TASK GOAL
Write out the entire listing below exactly, with the pictures left out.

(Collection entries)
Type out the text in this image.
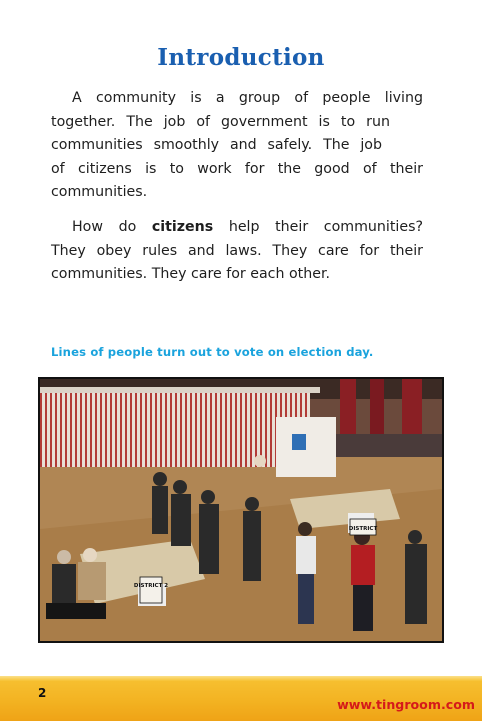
Introduction
A community is a group of people living
together. The job of government is to run
communities smoothly and safely. The job
of citizens is to work for the good of their
communities.
How do citizens help their communities?
They obey rules and laws. They care for their
communities. They care for each other.
Lines of people turn out to vote on election day.
DISTRICT 2
DISTRICT
2
www.tingroom.com
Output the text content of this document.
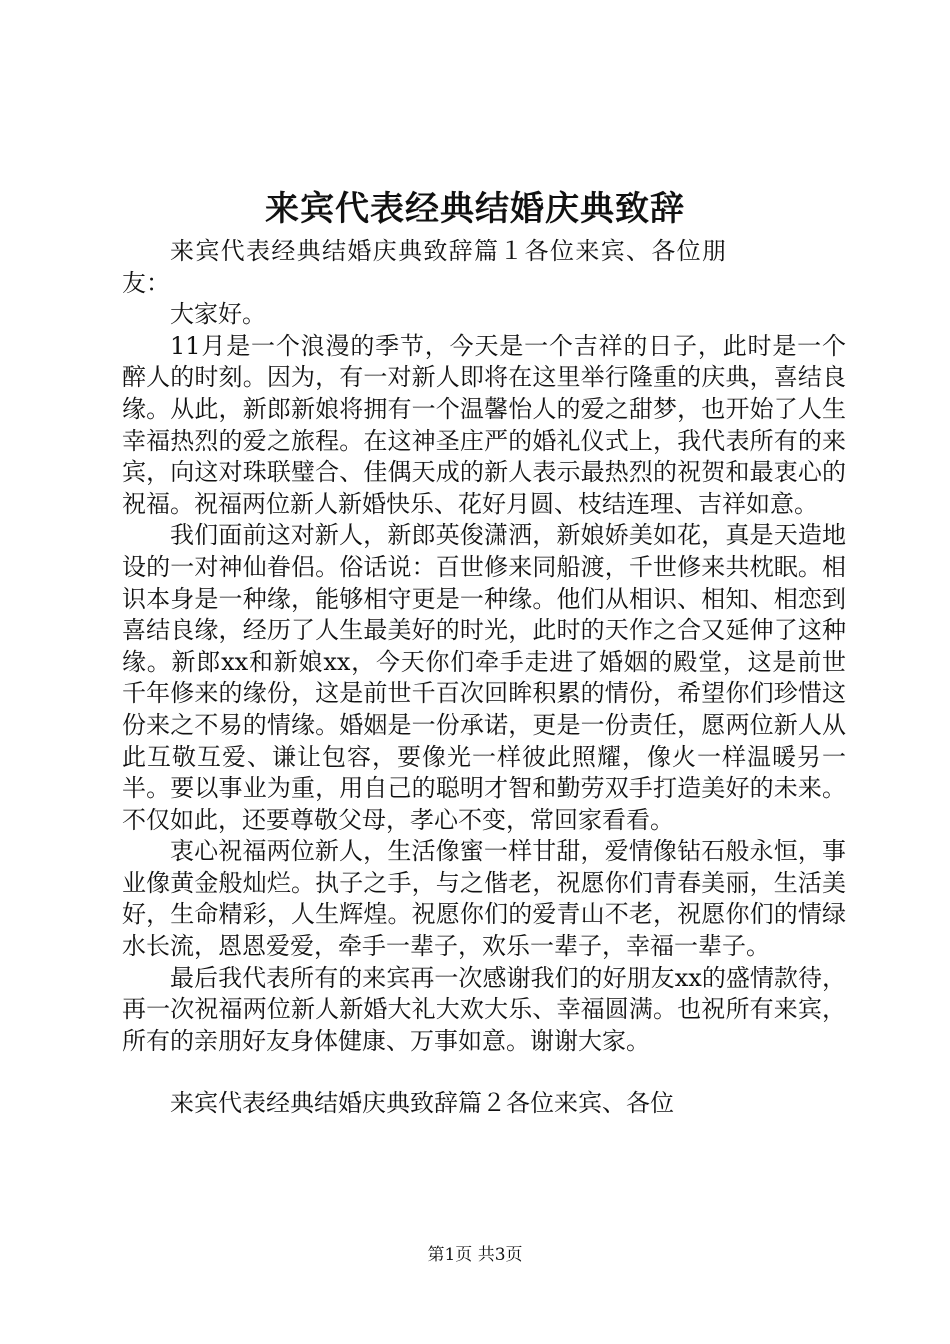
来宾代表经典结婚庆典致辞

来宾代表经典结婚庆典致辞篇１各位来宾、各位朋友：

大家好。

11月是一个浪漫的季节，今天是一个吉祥的日子，此时是一个醉人的时刻。因为，有一对新人即将在这里举行隆重的庆典，喜结良缘。从此，新郎新娘将拥有一个温馨怡人的爱之甜梦，也开始了人生幸福热烈的爱之旅程。在这神圣庄严的婚礼仪式上，我代表所有的来宾，向这对珠联璧合、佳偶天成的新人表示最热烈的祝贺和最衷心的祝福。祝福两位新人新婚快乐、花好月圆、枝结连理、吉祥如意。

我们面前这对新人，新郎英俊潇洒，新娘娇美如花，真是天造地设的一对神仙眷侣。俗话说：百世修来同船渡，千世修来共枕眠。相识本身是一种缘，能够相守更是一种缘。他们从相识、相知、相恋到喜结良缘，经历了人生最美好的时光，此时的天作之合又延伸了这种缘。新郎xx和新娘xx，今天你们牵手走进了婚姻的殿堂，这是前世千年修来的缘份，这是前世千百次回眸积累的情份，希望你们珍惜这份来之不易的情缘。婚姻是一份承诺，更是一份责任，愿两位新人从此互敬互爱、谦让包容，要像光一样彼此照耀，像火一样温暖另一半。要以事业为重，用自己的聪明才智和勤劳双手打造美好的未来。不仅如此，还要尊敬父母，孝心不变，常回家看看。

衷心祝福两位新人，生活像蜜一样甘甜，爱情像钻石般永恒，事业像黄金般灿烂。执子之手，与之偕老，祝愿你们青春美丽，生活美好，生命精彩，人生辉煌。祝愿你们的爱青山不老，祝愿你们的情绿水长流，恩恩爱爱，牵手一辈子，欢乐一辈子，幸福一辈子。

最后我代表所有的来宾再一次感谢我们的好朋友xx的盛情款待，再一次祝福两位新人新婚大礼大欢大乐、幸福圆满。也祝所有来宾，所有的亲朋好友身体健康、万事如意。谢谢大家。

来宾代表经典结婚庆典致辞篇２各位来宾、各位

第1页 共3页
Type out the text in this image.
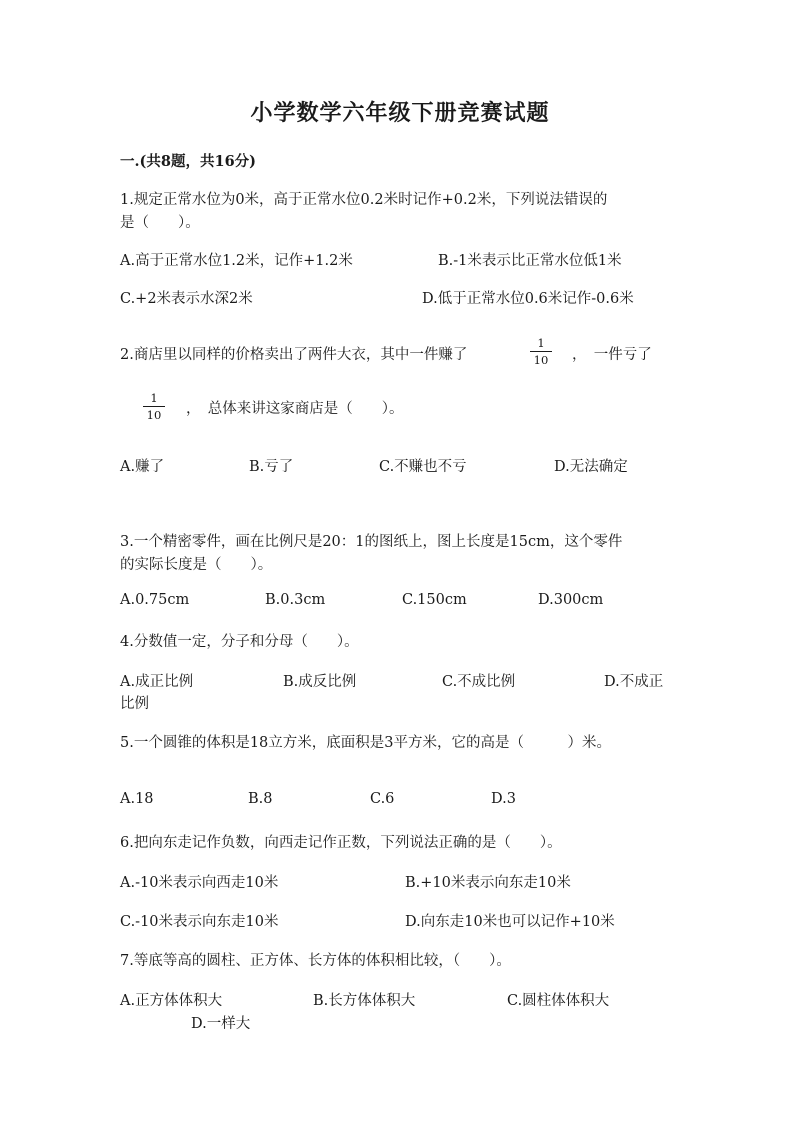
小学数学六年级下册竞赛试题
一.(共8题，共16分)
1.规定正常水位为0米，高于正常水位0.2米时记作+0.2米，下列说法错误的
是（　　）。
A.高于正常水位1.2米，记作+1.2米	B.-1米表示比正常水位低1米
C.+2米表示水深2米	D.低于正常水位0.6米记作-0.6米
2.商店里以同样的价格卖出了两件大衣，其中一件赚了
1
10 ，　一件亏了
1
10 ，　总体来讲这家商店是（　　）。
A.赚了	B.亏了	C.不赚也不亏	D.无法确定
3.一个精密零件，画在比例尺是20：1的图纸上，图上长度是15cm，这个零件
的实际长度是（　　）。
A.0.75cm	B.0.3cm	C.150cm	D.300cm
4.分数值一定，分子和分母（　　）。
A.成正比例	B.成反比例	C.不成比例	D.不成正
比例
5.一个圆锥的体积是18立方米，底面积是3平方米，它的高是（　　　）米。
A.18	B.8	C.6	D.3
6.把向东走记作负数，向西走记作正数，下列说法正确的是（　　）。
A.-10米表示向西走10米	B.+10米表示向东走10米
C.-10米表示向东走10米	D.向东走10米也可以记作+10米
7.等底等高的圆柱、正方体、长方体的体积相比较，（　　）。
A.正方体体积大	B.长方体体积大	C.圆柱体体积大
D.一样大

WRITTEN ANSWER
Type out the text in this image.
Introduction
A community is a group of people living
together. The job of government is to run
communities smoothly and safely. The job
of citizens is to work for the good of their
communities.
How do citizens help their communities?
They obey rules and laws. They care for their
communities. They care for each other.
Lines of people turn out to vote on election day.
DISTRICT 2
DISTRICT
2
www.tingroom.com
Output the text content of this document.
来宾代表经典结婚庆典致辞

来宾代表经典结婚庆典致辞篇１各位来宾、各位朋友：

大家好。

11月是一个浪漫的季节，今天是一个吉祥的日子，此时是一个醉人的时刻。因为，有一对新人即将在这里举行隆重的庆典，喜结良缘。从此，新郎新娘将拥有一个温馨怡人的爱之甜梦，也开始了人生幸福热烈的爱之旅程。在这神圣庄严的婚礼仪式上，我代表所有的来宾，向这对珠联璧合、佳偶天成的新人表示最热烈的祝贺和最衷心的祝福。祝福两位新人新婚快乐、花好月圆、枝结连理、吉祥如意。

我们面前这对新人，新郎英俊潇洒，新娘娇美如花，真是天造地设的一对神仙眷侣。俗话说：百世修来同船渡，千世修来共枕眠。相识本身是一种缘，能够相守更是一种缘。他们从相识、相知、相恋到喜结良缘，经历了人生最美好的时光，此时的天作之合又延伸了这种缘。新郎xx和新娘xx，今天你们牵手走进了婚姻的殿堂，这是前世千年修来的缘份，这是前世千百次回眸积累的情份，希望你们珍惜这份来之不易的情缘。婚姻是一份承诺，更是一份责任，愿两位新人从此互敬互爱、谦让包容，要像光一样彼此照耀，像火一样温暖另一半。要以事业为重，用自己的聪明才智和勤劳双手打造美好的未来。不仅如此，还要尊敬父母，孝心不变，常回家看看。

衷心祝福两位新人，生活像蜜一样甘甜，爱情像钻石般永恒，事业像黄金般灿烂。执子之手，与之偕老，祝愿你们青春美丽，生活美好，生命精彩，人生辉煌。祝愿你们的爱青山不老，祝愿你们的情绿水长流，恩恩爱爱，牵手一辈子，欢乐一辈子，幸福一辈子。

最后我代表所有的来宾再一次感谢我们的好朋友xx的盛情款待，再一次祝福两位新人新婚大礼大欢大乐、幸福圆满。也祝所有来宾，所有的亲朋好友身体健康、万事如意。谢谢大家。

来宾代表经典结婚庆典致辞篇２各位来宾、各位

第1页 共3页
Type out the text in this image.
小学数学六年级下册竞赛试题
一.(共8题，共16分)
1.规定正常水位为0米，高于正常水位0.2米时记作+0.2米，下列说法错误的
是（　　）。
A.高于正常水位1.2米，记作+1.2米	B.-1米表示比正常水位低1米
C.+2米表示水深2米	D.低于正常水位0.6米记作-0.6米
2.商店里以同样的价格卖出了两件大衣，其中一件赚了
1
10 ，　一件亏了
1
10 ，　总体来讲这家商店是（　　）。
A.赚了	B.亏了	C.不赚也不亏	D.无法确定
3.一个精密零件，画在比例尺是20：1的图纸上，图上长度是15cm，这个零件
的实际长度是（　　）。
A.0.75cm	B.0.3cm	C.150cm	D.300cm
4.分数值一定，分子和分母（　　）。
A.成正比例	B.成反比例	C.不成比例	D.不成正
比例
5.一个圆锥的体积是18立方米，底面积是3平方米，它的高是（　　　）米。
A.18	B.8	C.6	D.3
6.把向东走记作负数，向西走记作正数，下列说法正确的是（　　）。
A.-10米表示向西走10米	B.+10米表示向东走10米
C.-10米表示向东走10米	D.向东走10米也可以记作+10米
7.等底等高的圆柱、正方体、长方体的体积相比较，（　　）。
A.正方体体积大	B.长方体体积大	C.圆柱体体积大
D.一样大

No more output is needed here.